### [Task brief]
In the listing, locate the line containing "Convert this screenshot", then quote it and all following lines exactly. Omit pictures.

### [Material to process]
##########
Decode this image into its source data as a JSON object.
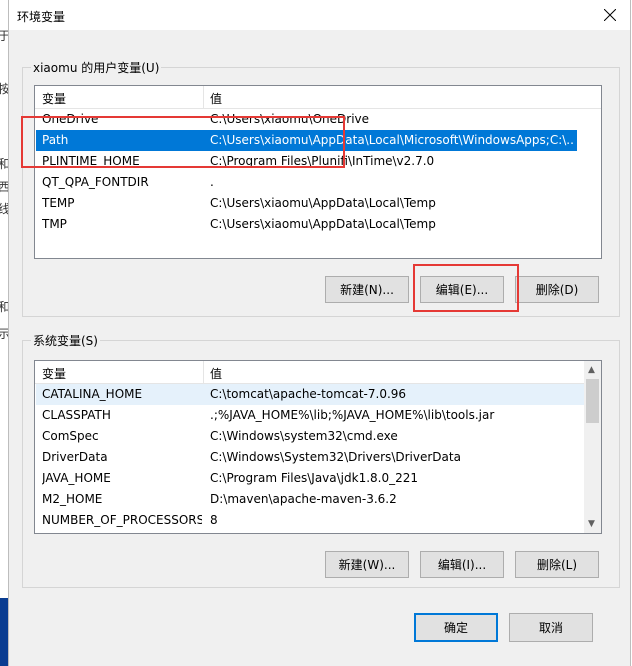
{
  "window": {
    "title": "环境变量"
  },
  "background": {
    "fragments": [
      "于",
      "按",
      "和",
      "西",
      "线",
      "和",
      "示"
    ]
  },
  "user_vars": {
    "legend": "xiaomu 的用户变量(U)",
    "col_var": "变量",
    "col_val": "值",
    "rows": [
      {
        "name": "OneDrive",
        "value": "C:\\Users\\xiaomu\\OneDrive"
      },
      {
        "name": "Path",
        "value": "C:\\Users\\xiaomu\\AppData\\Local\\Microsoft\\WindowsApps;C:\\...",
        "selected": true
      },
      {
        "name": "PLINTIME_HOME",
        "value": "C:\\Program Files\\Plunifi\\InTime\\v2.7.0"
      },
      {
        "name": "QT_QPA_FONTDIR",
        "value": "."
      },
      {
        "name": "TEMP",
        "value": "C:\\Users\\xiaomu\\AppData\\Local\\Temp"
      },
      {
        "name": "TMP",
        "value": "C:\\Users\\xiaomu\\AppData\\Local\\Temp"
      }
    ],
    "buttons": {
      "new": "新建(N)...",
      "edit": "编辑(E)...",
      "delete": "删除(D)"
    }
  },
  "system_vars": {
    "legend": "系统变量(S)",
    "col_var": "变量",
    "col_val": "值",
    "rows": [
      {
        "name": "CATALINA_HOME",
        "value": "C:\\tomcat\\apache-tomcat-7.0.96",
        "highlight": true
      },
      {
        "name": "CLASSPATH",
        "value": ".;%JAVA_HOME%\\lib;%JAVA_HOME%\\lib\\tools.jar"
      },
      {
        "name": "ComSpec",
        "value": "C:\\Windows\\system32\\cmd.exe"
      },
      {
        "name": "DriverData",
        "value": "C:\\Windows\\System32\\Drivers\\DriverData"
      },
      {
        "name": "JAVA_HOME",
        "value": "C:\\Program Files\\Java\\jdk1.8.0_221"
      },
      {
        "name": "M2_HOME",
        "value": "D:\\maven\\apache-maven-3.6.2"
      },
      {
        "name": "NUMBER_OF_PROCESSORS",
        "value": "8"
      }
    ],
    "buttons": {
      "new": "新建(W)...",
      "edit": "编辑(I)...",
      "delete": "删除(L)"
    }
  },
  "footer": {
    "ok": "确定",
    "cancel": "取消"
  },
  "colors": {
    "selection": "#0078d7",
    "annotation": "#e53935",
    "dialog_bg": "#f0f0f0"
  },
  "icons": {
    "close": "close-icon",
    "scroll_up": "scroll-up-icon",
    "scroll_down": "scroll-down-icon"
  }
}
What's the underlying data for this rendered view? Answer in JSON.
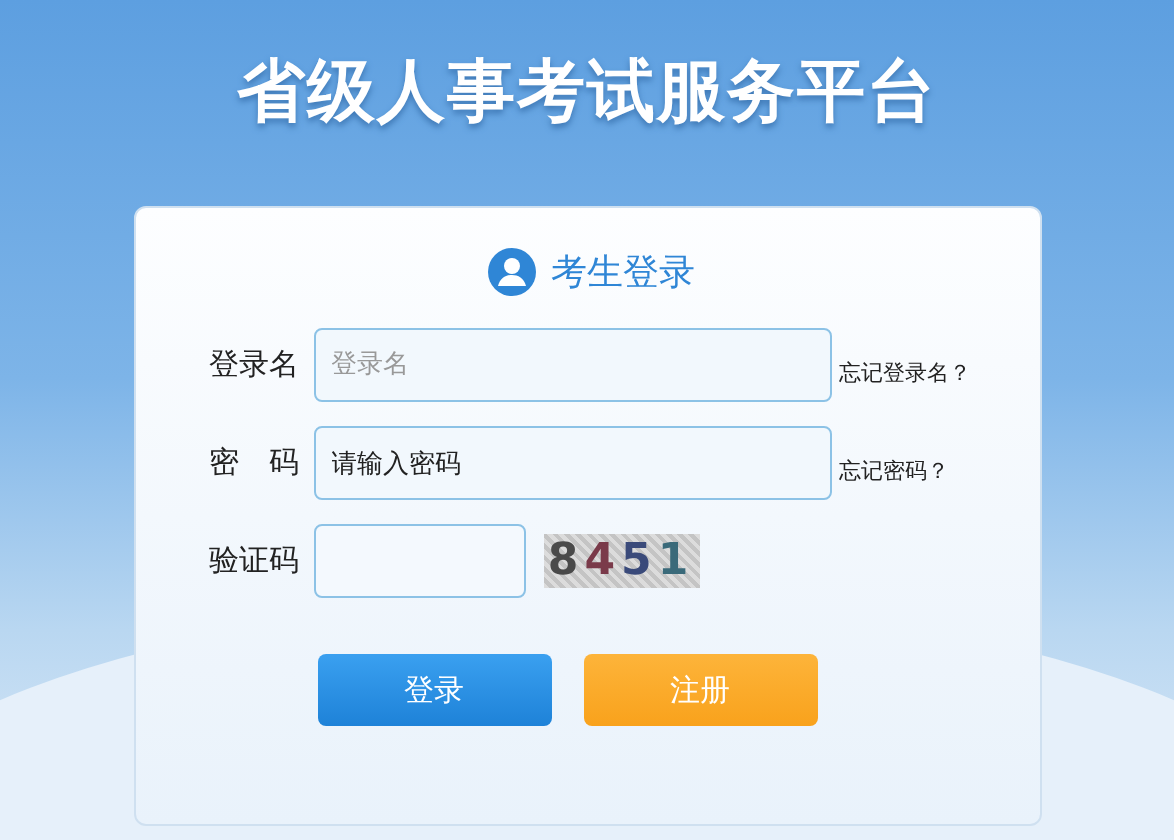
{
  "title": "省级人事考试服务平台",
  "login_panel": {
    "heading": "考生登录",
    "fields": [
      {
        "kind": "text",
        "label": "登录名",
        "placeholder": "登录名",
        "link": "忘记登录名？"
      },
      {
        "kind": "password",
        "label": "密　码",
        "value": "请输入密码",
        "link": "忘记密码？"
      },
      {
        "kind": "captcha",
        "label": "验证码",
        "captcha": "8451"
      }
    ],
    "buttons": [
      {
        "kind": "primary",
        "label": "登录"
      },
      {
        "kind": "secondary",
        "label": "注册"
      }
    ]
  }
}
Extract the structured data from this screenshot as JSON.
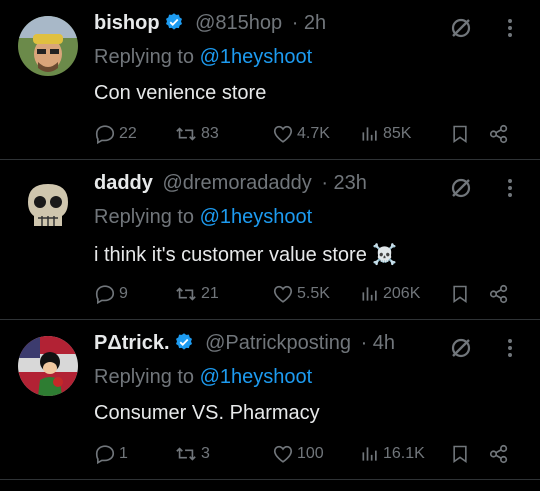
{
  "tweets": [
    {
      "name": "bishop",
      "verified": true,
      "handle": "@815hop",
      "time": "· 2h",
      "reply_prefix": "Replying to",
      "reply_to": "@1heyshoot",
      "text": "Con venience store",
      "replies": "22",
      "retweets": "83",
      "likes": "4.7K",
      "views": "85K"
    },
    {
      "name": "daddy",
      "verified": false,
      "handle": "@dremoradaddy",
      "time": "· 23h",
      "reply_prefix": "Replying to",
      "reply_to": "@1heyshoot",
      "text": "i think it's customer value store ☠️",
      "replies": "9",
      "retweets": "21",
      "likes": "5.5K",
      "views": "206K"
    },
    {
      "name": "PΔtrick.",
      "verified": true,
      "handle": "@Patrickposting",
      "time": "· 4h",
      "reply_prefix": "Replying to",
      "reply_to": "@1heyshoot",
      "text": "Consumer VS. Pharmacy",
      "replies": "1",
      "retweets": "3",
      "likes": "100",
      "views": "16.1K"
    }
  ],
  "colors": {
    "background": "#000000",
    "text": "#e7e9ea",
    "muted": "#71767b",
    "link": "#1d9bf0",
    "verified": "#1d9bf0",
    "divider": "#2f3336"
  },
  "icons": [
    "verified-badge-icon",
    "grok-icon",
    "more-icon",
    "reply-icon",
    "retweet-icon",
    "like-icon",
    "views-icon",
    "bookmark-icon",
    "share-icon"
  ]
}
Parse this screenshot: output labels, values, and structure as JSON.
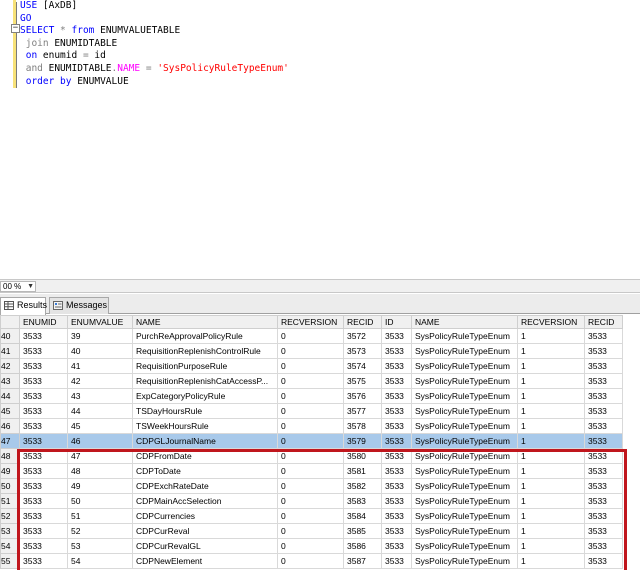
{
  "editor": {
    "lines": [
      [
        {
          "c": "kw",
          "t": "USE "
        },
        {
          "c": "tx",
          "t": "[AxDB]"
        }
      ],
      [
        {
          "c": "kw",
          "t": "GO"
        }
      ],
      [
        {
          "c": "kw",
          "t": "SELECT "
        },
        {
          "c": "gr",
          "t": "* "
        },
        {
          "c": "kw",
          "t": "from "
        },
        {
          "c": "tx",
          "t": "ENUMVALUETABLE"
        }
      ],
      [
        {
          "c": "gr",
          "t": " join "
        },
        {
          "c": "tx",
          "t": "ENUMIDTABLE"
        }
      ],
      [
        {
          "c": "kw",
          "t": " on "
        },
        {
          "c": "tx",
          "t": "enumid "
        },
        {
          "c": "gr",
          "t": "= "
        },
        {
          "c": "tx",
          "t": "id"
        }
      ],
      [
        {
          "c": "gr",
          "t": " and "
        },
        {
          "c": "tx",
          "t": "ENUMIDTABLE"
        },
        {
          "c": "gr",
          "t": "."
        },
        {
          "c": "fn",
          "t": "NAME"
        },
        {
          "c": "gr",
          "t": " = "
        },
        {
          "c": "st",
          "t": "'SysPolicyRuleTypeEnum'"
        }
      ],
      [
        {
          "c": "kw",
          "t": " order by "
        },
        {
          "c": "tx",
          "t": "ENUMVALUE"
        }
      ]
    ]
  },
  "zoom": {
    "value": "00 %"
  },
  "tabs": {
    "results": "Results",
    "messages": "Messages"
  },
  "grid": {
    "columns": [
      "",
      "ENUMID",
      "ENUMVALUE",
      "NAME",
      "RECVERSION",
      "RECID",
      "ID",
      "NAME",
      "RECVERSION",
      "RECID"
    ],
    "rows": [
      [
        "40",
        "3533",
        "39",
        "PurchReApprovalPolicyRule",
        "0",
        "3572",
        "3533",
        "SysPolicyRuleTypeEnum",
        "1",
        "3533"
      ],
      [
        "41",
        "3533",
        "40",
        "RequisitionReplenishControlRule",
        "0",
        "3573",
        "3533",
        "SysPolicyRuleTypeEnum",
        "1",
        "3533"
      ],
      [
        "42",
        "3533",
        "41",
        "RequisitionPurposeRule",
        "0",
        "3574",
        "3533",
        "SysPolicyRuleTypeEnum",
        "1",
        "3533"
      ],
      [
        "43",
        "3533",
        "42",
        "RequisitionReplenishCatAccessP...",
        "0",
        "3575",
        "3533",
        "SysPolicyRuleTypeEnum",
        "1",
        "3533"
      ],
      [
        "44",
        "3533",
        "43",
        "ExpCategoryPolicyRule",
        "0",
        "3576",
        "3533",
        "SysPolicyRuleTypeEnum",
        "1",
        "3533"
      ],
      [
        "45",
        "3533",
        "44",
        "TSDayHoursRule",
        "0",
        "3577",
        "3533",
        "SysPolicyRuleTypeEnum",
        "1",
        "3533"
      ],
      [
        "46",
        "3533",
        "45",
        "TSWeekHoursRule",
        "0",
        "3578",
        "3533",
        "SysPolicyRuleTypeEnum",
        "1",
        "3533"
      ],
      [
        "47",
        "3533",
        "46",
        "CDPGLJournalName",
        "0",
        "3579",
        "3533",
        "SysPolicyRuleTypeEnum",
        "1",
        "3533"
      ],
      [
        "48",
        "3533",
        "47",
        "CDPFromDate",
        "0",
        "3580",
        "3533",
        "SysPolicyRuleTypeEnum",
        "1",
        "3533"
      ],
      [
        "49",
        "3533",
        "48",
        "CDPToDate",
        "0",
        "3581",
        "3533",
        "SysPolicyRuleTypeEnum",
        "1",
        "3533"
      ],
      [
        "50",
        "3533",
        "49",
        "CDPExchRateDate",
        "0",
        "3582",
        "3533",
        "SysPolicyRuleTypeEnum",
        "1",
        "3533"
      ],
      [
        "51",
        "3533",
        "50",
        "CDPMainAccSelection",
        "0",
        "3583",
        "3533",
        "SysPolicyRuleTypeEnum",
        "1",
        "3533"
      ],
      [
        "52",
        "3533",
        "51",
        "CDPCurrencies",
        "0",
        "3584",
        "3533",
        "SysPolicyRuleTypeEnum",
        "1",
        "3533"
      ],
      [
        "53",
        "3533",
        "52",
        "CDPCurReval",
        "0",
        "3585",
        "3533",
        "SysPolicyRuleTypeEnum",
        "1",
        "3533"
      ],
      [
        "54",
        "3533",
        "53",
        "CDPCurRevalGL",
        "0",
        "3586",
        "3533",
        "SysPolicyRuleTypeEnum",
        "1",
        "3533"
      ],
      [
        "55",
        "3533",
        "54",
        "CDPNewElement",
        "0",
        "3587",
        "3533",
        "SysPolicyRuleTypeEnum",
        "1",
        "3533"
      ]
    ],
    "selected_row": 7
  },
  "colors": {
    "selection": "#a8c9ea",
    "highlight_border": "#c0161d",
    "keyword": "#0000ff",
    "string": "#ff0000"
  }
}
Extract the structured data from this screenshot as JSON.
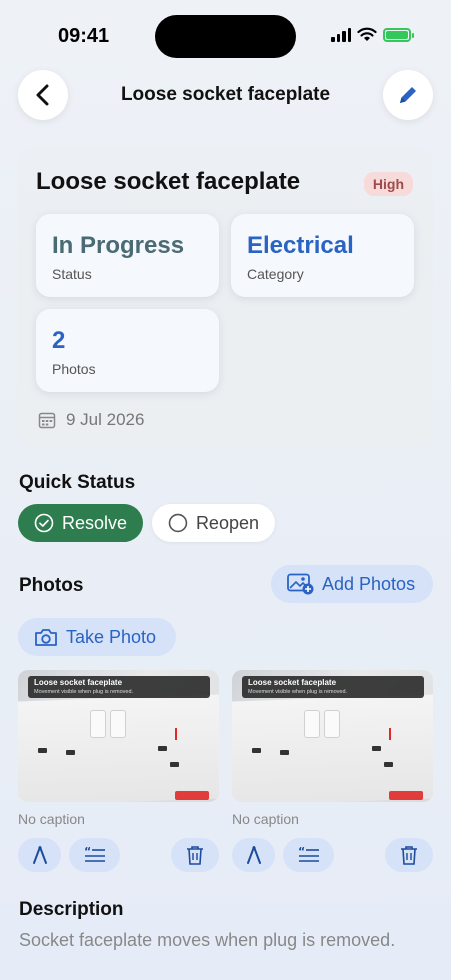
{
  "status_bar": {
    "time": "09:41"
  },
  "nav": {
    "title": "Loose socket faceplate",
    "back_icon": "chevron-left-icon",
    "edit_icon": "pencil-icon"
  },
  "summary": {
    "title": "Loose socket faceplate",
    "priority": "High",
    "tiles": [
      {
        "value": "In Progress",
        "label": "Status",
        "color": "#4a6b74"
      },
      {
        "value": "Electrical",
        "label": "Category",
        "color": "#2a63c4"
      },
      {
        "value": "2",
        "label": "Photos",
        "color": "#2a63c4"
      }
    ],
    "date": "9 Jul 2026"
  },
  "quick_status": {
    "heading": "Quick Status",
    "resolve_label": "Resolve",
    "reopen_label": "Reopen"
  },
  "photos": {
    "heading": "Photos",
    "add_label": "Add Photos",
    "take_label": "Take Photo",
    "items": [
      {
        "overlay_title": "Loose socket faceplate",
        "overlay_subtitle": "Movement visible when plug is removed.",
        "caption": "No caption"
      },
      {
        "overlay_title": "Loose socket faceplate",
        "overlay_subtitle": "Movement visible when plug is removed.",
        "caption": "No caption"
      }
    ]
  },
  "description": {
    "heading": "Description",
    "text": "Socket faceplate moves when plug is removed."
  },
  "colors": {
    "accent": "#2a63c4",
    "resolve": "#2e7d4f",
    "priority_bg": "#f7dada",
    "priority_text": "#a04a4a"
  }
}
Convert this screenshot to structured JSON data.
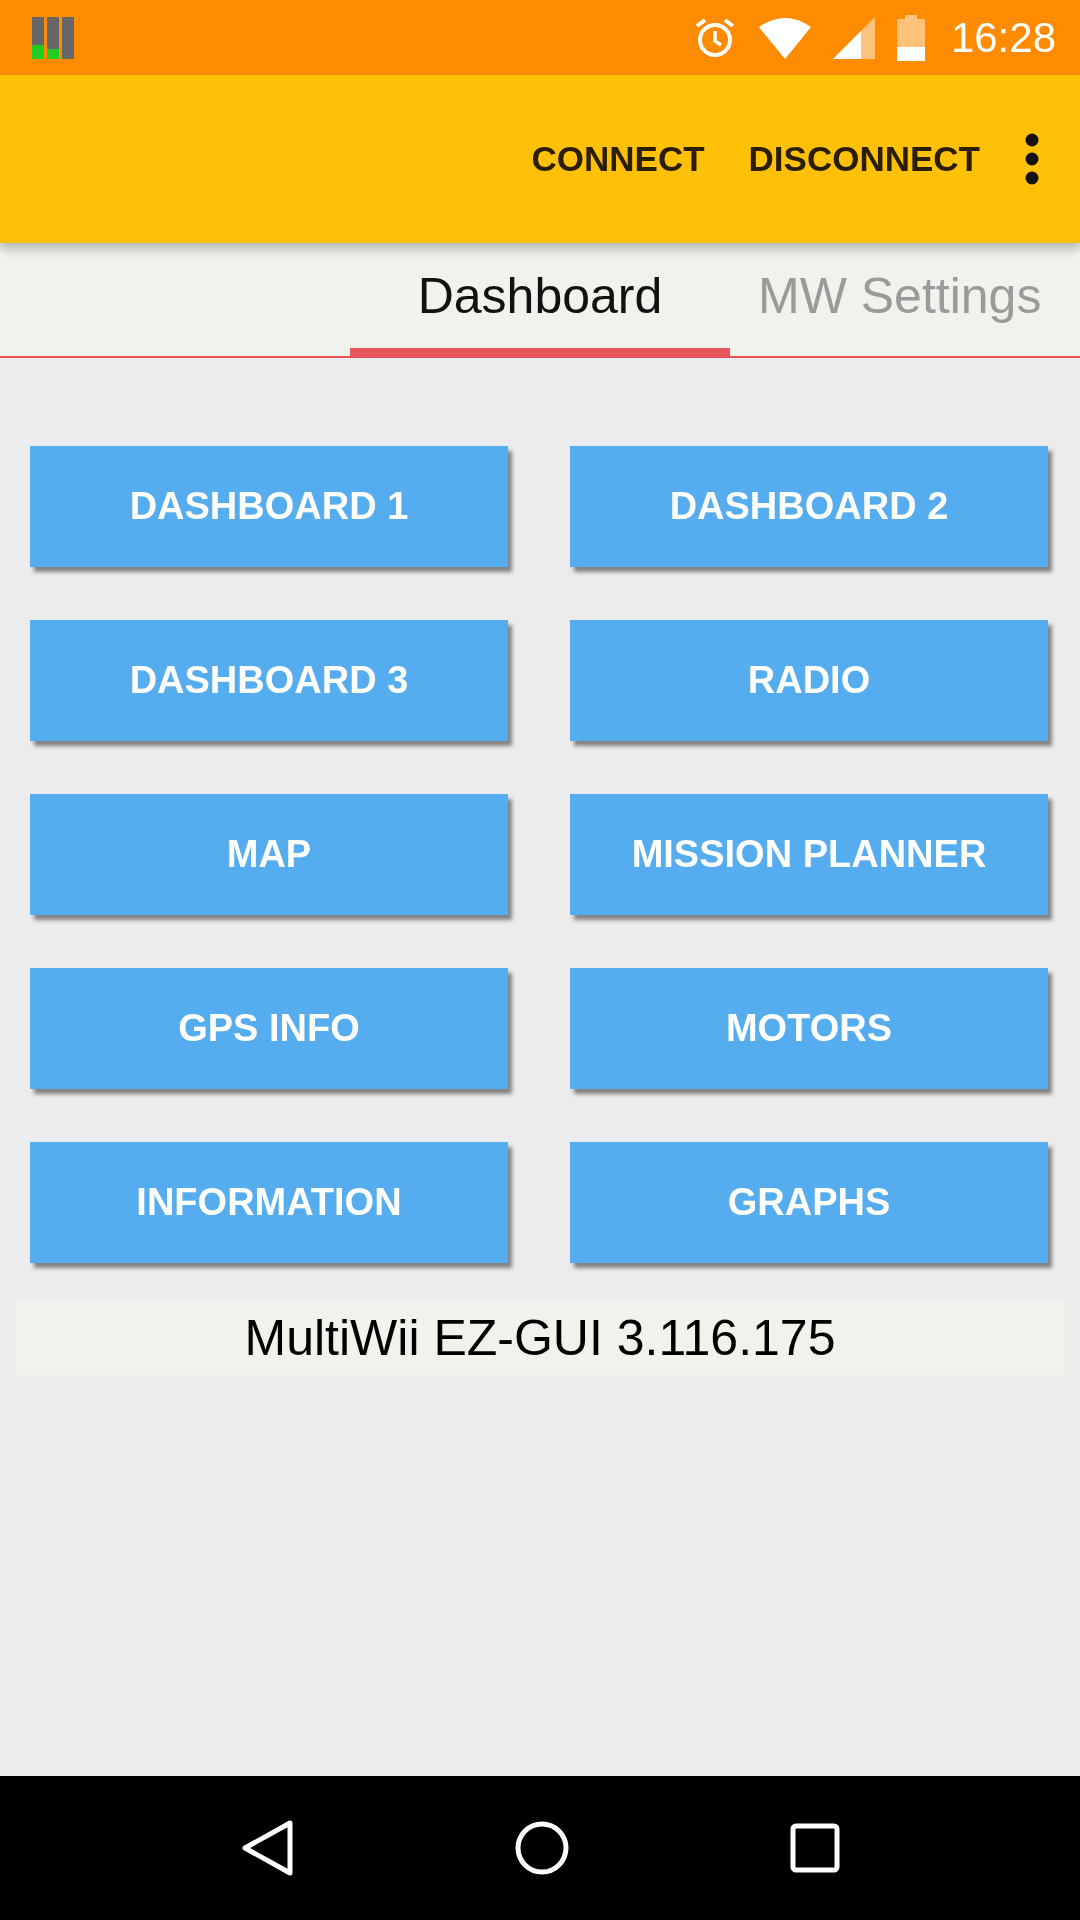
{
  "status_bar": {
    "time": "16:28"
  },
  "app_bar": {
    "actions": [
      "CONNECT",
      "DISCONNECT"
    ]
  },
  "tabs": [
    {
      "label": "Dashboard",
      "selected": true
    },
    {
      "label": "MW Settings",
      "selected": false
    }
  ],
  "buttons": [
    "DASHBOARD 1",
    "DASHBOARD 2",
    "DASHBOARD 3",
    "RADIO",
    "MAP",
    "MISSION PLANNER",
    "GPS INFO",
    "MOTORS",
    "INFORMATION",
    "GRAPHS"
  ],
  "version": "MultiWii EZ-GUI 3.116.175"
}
##########
### [Finished exercise]
Convert this screenshot to structured JSON data.
{
  "status_bar": {
    "time": "16:28"
  },
  "app_bar": {
    "actions": [
      "CONNECT",
      "DISCONNECT"
    ]
  },
  "tabs": [
    {
      "label": "Dashboard",
      "selected": true
    },
    {
      "label": "MW Settings",
      "selected": false
    }
  ],
  "buttons": [
    "DASHBOARD 1",
    "DASHBOARD 2",
    "DASHBOARD 3",
    "RADIO",
    "MAP",
    "MISSION PLANNER",
    "GPS INFO",
    "MOTORS",
    "INFORMATION",
    "GRAPHS"
  ],
  "version": "MultiWii EZ-GUI 3.116.175"
}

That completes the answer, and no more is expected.